_Records from a data collection_
^^^^^^^^
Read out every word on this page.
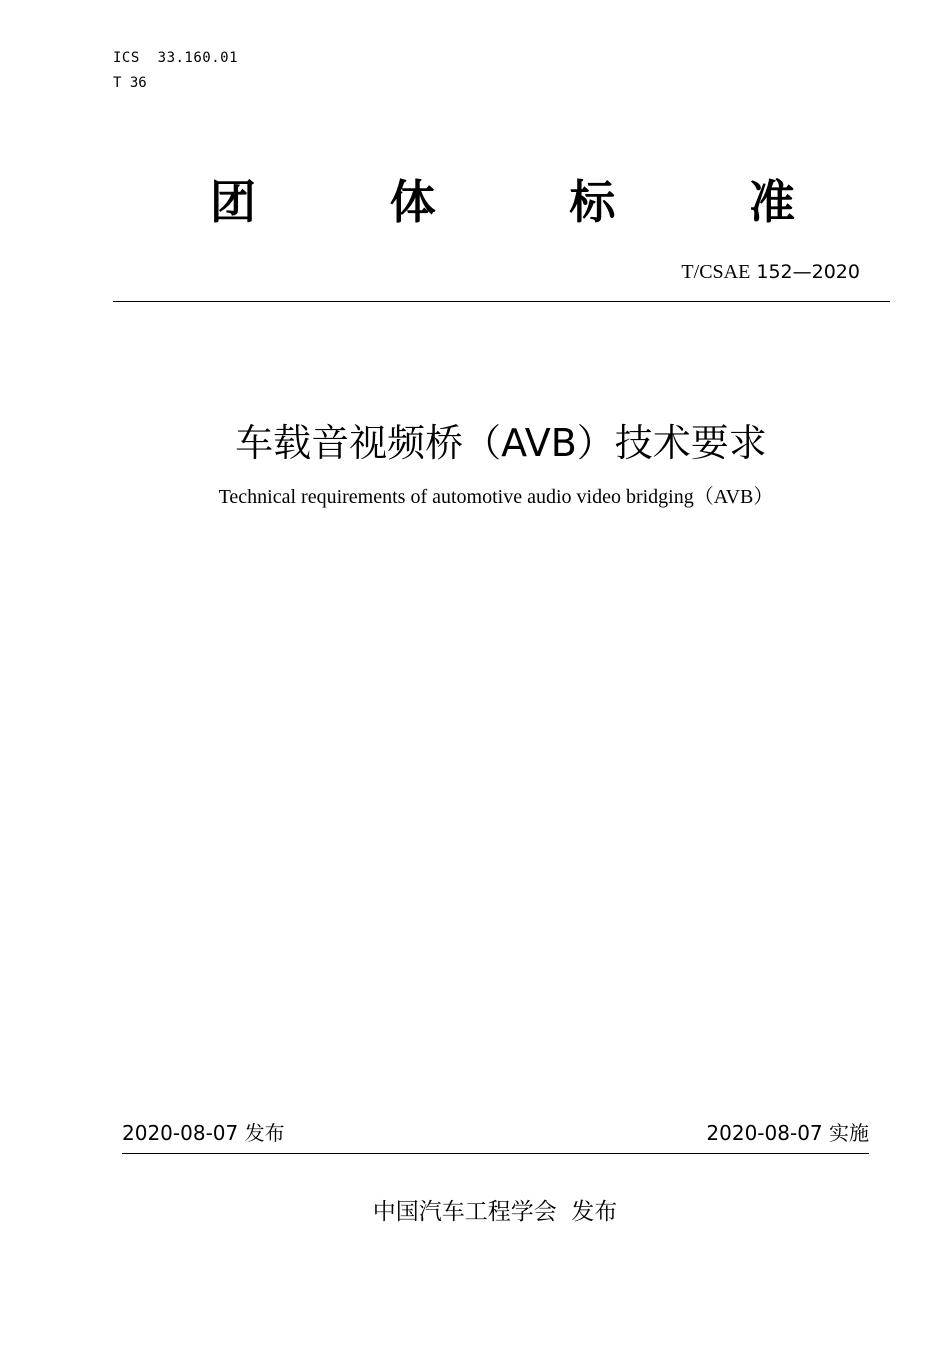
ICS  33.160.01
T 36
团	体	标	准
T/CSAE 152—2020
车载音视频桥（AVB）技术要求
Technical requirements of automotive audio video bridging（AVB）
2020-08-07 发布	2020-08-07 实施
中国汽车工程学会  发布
^^^^^^^^
_Task prompt_
From the material above, reproduce everything verbatim except the pictures.

_The result_
Read out every word on this page.
ICS  33.160.01
T 36
团	体	标	准
T/CSAE 152—2020
车载音视频桥（AVB）技术要求
Technical requirements of automotive audio video bridging（AVB）
2020-08-07 发布	2020-08-07 实施
中国汽车工程学会  发布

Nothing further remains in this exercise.